[Problem]:
List each line of the records below that contains the string "私密空间". Case counts.
::: Supplied material
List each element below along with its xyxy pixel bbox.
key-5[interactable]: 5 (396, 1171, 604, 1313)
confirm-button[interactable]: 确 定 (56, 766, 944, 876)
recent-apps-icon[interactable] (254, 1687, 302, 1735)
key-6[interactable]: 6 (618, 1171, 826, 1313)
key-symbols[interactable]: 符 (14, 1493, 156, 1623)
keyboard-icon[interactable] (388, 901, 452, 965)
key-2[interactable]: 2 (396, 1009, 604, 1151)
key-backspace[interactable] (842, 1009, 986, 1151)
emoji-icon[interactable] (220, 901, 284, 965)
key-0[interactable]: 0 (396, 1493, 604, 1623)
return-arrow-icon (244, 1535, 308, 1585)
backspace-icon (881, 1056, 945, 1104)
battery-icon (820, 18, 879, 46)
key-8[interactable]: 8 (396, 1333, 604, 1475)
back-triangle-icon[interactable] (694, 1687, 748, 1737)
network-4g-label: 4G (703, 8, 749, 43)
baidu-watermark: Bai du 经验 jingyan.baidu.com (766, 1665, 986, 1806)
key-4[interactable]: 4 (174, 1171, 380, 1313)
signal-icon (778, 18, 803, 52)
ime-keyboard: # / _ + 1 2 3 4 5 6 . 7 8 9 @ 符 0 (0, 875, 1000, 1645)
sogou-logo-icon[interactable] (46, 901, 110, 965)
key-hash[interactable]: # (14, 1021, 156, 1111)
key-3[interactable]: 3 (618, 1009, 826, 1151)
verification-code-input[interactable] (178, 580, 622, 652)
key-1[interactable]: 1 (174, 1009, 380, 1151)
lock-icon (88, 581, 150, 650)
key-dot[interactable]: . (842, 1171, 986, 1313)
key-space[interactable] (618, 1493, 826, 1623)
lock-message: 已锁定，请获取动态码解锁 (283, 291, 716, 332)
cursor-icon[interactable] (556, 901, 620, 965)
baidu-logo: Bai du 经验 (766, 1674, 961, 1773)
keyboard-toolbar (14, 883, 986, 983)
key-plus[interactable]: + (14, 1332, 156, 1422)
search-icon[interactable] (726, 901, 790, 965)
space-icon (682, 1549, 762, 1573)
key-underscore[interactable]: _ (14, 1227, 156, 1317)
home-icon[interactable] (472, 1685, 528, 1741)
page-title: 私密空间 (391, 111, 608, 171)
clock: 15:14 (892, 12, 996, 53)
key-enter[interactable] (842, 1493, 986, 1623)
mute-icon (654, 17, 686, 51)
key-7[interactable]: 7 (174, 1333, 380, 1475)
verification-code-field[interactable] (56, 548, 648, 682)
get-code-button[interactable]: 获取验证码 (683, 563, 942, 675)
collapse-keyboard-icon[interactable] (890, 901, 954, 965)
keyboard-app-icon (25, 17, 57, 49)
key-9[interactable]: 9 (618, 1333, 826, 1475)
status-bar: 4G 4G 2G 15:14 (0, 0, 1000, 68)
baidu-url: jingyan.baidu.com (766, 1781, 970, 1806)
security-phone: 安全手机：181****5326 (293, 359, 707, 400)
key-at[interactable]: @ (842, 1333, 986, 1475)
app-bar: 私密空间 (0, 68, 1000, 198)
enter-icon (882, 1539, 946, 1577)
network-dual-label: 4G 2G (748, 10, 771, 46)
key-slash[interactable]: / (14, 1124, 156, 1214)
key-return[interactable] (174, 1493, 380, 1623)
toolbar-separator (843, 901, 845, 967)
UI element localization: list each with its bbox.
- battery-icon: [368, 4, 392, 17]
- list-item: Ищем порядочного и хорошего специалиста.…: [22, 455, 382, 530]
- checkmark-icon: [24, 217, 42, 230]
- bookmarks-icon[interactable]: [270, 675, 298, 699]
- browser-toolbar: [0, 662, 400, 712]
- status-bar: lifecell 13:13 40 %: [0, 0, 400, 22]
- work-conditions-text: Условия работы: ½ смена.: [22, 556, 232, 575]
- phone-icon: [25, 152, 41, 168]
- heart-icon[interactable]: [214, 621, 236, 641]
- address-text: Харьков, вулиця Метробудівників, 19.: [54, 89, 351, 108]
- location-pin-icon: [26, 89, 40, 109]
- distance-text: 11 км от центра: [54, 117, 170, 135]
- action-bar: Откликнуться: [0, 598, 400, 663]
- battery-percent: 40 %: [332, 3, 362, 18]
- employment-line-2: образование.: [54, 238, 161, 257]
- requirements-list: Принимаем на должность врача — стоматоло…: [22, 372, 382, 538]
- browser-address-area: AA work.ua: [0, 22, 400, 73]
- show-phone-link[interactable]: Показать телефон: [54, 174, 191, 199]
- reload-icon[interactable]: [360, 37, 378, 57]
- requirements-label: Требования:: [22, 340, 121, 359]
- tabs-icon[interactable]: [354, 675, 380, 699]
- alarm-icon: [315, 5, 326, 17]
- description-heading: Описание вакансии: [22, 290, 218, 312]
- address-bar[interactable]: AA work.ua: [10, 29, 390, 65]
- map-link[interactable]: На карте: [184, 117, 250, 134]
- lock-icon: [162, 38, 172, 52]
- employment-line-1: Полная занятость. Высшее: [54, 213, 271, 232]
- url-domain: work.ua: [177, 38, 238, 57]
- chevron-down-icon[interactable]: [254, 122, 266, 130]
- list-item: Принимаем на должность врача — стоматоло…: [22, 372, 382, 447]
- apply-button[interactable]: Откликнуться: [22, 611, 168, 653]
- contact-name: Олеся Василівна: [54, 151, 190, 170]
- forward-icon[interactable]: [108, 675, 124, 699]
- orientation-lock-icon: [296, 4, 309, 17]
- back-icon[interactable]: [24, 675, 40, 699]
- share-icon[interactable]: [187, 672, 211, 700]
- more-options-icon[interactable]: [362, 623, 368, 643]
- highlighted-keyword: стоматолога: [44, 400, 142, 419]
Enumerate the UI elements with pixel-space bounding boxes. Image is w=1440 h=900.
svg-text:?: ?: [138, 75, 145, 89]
::::::
[Task result]:
page-title: 私密空间 (391, 111, 608, 171)
app-bar: 私密空间 (0, 68, 1000, 198)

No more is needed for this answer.